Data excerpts
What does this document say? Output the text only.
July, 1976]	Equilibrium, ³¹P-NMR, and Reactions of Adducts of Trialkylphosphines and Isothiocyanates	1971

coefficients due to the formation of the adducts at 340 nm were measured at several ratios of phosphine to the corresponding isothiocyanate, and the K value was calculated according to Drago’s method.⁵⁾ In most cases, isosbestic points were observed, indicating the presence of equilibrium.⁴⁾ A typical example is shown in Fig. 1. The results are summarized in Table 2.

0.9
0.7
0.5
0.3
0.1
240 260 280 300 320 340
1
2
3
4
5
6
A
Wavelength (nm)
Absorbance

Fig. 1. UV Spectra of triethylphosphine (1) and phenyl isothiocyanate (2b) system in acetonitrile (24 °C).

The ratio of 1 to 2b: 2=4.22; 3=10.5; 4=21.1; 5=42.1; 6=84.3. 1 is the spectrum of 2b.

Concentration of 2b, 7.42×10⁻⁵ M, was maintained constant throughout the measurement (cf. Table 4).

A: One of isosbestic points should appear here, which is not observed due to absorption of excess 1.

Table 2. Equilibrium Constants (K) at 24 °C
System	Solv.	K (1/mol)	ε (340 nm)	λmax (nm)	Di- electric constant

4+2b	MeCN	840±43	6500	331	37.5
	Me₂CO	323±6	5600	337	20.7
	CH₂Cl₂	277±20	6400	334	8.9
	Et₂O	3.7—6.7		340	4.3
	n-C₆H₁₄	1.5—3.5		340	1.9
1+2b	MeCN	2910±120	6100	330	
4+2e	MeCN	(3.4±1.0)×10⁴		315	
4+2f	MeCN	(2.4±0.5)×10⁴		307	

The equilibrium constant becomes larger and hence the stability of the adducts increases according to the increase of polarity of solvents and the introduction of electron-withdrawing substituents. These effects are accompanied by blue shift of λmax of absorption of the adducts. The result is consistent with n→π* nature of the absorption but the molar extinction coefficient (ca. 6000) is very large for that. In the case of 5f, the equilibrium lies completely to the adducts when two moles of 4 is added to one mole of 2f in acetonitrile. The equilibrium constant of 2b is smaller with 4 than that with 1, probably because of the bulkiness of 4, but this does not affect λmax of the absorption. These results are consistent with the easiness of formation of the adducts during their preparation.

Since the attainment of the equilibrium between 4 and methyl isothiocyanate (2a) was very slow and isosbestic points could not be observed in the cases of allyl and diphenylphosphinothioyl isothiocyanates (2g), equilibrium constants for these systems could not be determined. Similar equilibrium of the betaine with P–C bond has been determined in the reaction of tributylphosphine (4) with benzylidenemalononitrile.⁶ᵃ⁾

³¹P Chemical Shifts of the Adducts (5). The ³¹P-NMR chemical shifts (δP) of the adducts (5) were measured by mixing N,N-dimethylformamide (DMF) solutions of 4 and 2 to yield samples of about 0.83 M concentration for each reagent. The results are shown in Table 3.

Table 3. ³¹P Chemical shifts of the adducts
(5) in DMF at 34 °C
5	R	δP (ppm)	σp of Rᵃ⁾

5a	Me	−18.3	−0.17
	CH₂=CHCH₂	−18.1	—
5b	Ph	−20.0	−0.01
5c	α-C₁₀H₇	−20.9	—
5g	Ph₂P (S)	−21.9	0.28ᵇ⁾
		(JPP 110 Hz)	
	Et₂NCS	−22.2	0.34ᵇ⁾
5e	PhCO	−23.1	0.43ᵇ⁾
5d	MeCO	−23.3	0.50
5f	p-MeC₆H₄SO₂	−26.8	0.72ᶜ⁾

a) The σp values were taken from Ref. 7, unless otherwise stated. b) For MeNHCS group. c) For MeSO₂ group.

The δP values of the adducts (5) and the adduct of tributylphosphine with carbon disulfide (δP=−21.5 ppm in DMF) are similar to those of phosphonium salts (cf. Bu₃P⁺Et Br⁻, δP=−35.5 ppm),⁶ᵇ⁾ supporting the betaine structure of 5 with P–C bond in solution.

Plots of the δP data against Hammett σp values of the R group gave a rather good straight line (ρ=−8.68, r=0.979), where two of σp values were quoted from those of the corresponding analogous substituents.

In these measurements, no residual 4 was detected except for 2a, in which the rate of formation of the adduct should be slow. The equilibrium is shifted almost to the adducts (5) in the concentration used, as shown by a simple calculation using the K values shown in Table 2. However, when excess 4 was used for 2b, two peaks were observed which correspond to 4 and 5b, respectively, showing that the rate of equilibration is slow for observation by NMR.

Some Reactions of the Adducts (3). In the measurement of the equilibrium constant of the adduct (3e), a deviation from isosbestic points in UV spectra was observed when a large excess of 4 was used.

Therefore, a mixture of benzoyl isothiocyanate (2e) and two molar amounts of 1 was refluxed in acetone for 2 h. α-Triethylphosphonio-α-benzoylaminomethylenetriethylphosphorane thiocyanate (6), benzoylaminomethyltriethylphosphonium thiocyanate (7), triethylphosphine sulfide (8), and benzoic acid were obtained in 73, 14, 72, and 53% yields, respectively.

==

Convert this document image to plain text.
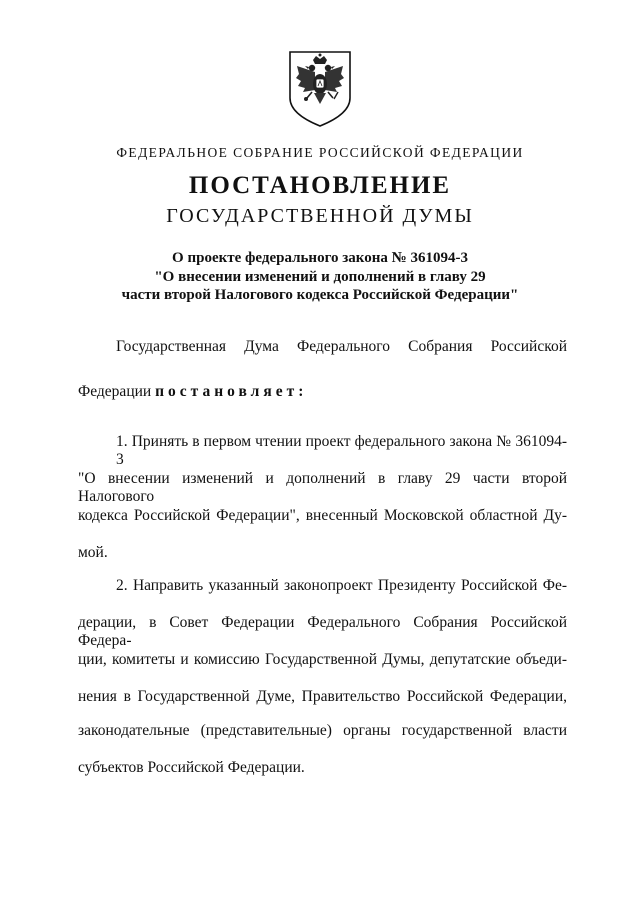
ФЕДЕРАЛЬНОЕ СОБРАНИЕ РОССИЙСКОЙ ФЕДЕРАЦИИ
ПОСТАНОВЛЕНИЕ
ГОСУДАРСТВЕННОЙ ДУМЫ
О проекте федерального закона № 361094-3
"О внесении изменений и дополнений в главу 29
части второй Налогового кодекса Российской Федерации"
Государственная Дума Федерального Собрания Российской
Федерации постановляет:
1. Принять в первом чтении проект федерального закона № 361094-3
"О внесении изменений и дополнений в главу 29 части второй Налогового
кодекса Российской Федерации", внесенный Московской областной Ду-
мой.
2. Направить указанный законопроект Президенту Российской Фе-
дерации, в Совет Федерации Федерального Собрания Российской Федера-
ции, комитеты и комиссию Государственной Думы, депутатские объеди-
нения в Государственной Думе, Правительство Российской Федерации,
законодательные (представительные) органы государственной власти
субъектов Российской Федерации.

---

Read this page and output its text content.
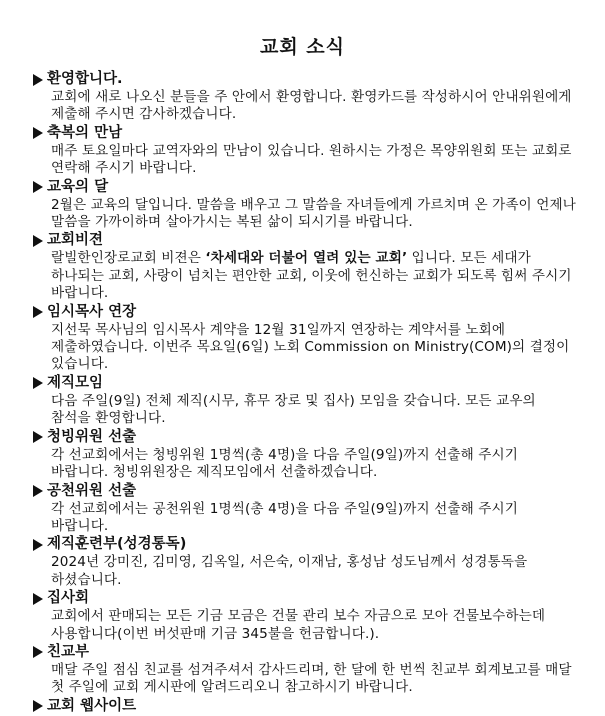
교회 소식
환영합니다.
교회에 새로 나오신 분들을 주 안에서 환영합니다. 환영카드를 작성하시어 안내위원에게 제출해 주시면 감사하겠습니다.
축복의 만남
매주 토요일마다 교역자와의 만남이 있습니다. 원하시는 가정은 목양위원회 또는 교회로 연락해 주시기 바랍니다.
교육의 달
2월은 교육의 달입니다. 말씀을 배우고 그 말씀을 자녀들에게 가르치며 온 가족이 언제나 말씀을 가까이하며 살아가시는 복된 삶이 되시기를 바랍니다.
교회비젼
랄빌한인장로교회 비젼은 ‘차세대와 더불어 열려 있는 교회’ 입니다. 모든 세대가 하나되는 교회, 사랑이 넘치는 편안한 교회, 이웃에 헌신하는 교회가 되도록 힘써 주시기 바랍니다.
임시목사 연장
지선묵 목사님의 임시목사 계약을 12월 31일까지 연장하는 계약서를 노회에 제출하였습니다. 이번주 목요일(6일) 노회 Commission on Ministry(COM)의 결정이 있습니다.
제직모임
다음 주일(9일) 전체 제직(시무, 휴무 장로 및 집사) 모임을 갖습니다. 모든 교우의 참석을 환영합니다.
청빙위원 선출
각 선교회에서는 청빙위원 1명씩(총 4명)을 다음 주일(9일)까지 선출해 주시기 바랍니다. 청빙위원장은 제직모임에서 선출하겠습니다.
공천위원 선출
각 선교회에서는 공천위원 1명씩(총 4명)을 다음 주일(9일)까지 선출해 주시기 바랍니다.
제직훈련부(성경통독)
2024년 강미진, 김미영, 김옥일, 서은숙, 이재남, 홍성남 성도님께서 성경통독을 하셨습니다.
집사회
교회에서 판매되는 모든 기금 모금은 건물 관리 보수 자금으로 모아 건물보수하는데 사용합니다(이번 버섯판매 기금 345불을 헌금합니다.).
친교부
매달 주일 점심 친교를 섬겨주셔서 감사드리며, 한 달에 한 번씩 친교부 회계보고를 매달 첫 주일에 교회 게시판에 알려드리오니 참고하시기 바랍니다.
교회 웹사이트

• PROBLEM TO SOLVE: From the listing above, pick out each line where the word "внесении" appears.

• THE SOLUTION:
"О внесении изменений и дополнений в главу 29
"О внесении изменений и дополнений в главу 29 части второй Налогового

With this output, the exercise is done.